• **WHAT YOU WILL DO**: Leave out the pictures and copy every record exactly.

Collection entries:
** Start **

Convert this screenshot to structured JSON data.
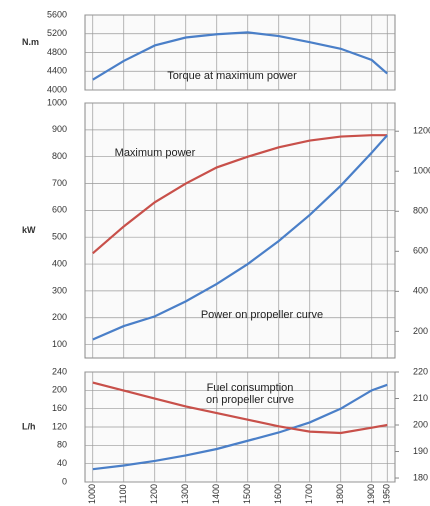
{
  "chart_data": [
    {
      "type": "line",
      "ylabel": "N.m",
      "annotation": [
        "Torque at maximum power"
      ],
      "x": [
        1000,
        1100,
        1200,
        1300,
        1400,
        1500,
        1600,
        1700,
        1800,
        1900,
        1950
      ],
      "xlim": [
        975,
        1975
      ],
      "ylim": [
        4000,
        5600
      ],
      "yticks": [
        4000,
        4400,
        4800,
        5200,
        5600
      ],
      "grid": true,
      "series": [
        {
          "color": "#4a7fc8",
          "values": [
            4220,
            4620,
            4950,
            5120,
            5190,
            5230,
            5150,
            5020,
            4880,
            4640,
            4350
          ]
        }
      ]
    },
    {
      "type": "line",
      "ylabel": "kW",
      "annotation": [
        "Maximum power",
        "Power on propeller curve"
      ],
      "x": [
        1000,
        1100,
        1200,
        1300,
        1400,
        1500,
        1600,
        1700,
        1800,
        1900,
        1950
      ],
      "xlim": [
        975,
        1975
      ],
      "ylim": [
        50,
        1000
      ],
      "yticks": [
        100,
        200,
        300,
        400,
        500,
        600,
        700,
        800,
        900,
        1000
      ],
      "y2lim": [
        67,
        1341
      ],
      "y2ticks": [
        200,
        400,
        600,
        800,
        1000,
        1200
      ],
      "grid": true,
      "series": [
        {
          "color": "#c8504a",
          "values": [
            440,
            540,
            630,
            700,
            760,
            800,
            835,
            860,
            875,
            880,
            880
          ]
        },
        {
          "color": "#4a7fc8",
          "values": [
            119,
            169,
            205,
            261,
            326,
            400,
            486,
            583,
            692,
            815,
            880
          ]
        }
      ]
    },
    {
      "type": "line",
      "ylabel": "L/h",
      "annotation": [
        "Fuel consumption",
        "on propeller curve"
      ],
      "x": [
        1000,
        1100,
        1200,
        1300,
        1400,
        1500,
        1600,
        1700,
        1800,
        1900,
        1950
      ],
      "xlim": [
        975,
        1975
      ],
      "ylim": [
        0,
        240
      ],
      "yticks": [
        0,
        40,
        80,
        120,
        160,
        200,
        240
      ],
      "y2lim": [
        178.5,
        220
      ],
      "y2ticks": [
        180,
        190,
        200,
        210,
        220
      ],
      "y2color": "#d04040",
      "grid": true,
      "xticks": [
        1000,
        1100,
        1200,
        1300,
        1400,
        1500,
        1600,
        1700,
        1800,
        1900,
        1950
      ],
      "series": [
        {
          "color": "#4a7fc8",
          "values": [
            28,
            36,
            46,
            58,
            72,
            90,
            108,
            130,
            160,
            200,
            212
          ]
        },
        {
          "color": "#c8504a",
          "axis": "y2",
          "values": [
            216,
            213,
            210,
            207,
            204.5,
            202,
            199.5,
            197.5,
            197,
            199,
            200
          ]
        }
      ]
    }
  ]
}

** End **

• **SOLVED PROBLEM**:
Convert this screenshot to structured JSON data.
{
  "chart_data": [
    {
      "type": "line",
      "ylabel": "N.m",
      "annotation": [
        "Torque at maximum power"
      ],
      "x": [
        1000,
        1100,
        1200,
        1300,
        1400,
        1500,
        1600,
        1700,
        1800,
        1900,
        1950
      ],
      "xlim": [
        975,
        1975
      ],
      "ylim": [
        4000,
        5600
      ],
      "yticks": [
        4000,
        4400,
        4800,
        5200,
        5600
      ],
      "grid": true,
      "series": [
        {
          "color": "#4a7fc8",
          "values": [
            4220,
            4620,
            4950,
            5120,
            5190,
            5230,
            5150,
            5020,
            4880,
            4640,
            4350
          ]
        }
      ]
    },
    {
      "type": "line",
      "ylabel": "kW",
      "annotation": [
        "Maximum power",
        "Power on propeller curve"
      ],
      "x": [
        1000,
        1100,
        1200,
        1300,
        1400,
        1500,
        1600,
        1700,
        1800,
        1900,
        1950
      ],
      "xlim": [
        975,
        1975
      ],
      "ylim": [
        50,
        1000
      ],
      "yticks": [
        100,
        200,
        300,
        400,
        500,
        600,
        700,
        800,
        900,
        1000
      ],
      "y2lim": [
        67,
        1341
      ],
      "y2ticks": [
        200,
        400,
        600,
        800,
        1000,
        1200
      ],
      "grid": true,
      "series": [
        {
          "color": "#c8504a",
          "values": [
            440,
            540,
            630,
            700,
            760,
            800,
            835,
            860,
            875,
            880,
            880
          ]
        },
        {
          "color": "#4a7fc8",
          "values": [
            119,
            169,
            205,
            261,
            326,
            400,
            486,
            583,
            692,
            815,
            880
          ]
        }
      ]
    },
    {
      "type": "line",
      "ylabel": "L/h",
      "annotation": [
        "Fuel consumption",
        "on propeller curve"
      ],
      "x": [
        1000,
        1100,
        1200,
        1300,
        1400,
        1500,
        1600,
        1700,
        1800,
        1900,
        1950
      ],
      "xlim": [
        975,
        1975
      ],
      "ylim": [
        0,
        240
      ],
      "yticks": [
        0,
        40,
        80,
        120,
        160,
        200,
        240
      ],
      "y2lim": [
        178.5,
        220
      ],
      "y2ticks": [
        180,
        190,
        200,
        210,
        220
      ],
      "y2color": "#d04040",
      "grid": true,
      "xticks": [
        1000,
        1100,
        1200,
        1300,
        1400,
        1500,
        1600,
        1700,
        1800,
        1900,
        1950
      ],
      "series": [
        {
          "color": "#4a7fc8",
          "values": [
            28,
            36,
            46,
            58,
            72,
            90,
            108,
            130,
            160,
            200,
            212
          ]
        },
        {
          "color": "#c8504a",
          "axis": "y2",
          "values": [
            216,
            213,
            210,
            207,
            204.5,
            202,
            199.5,
            197.5,
            197,
            199,
            200
          ]
        }
      ]
    }
  ]
}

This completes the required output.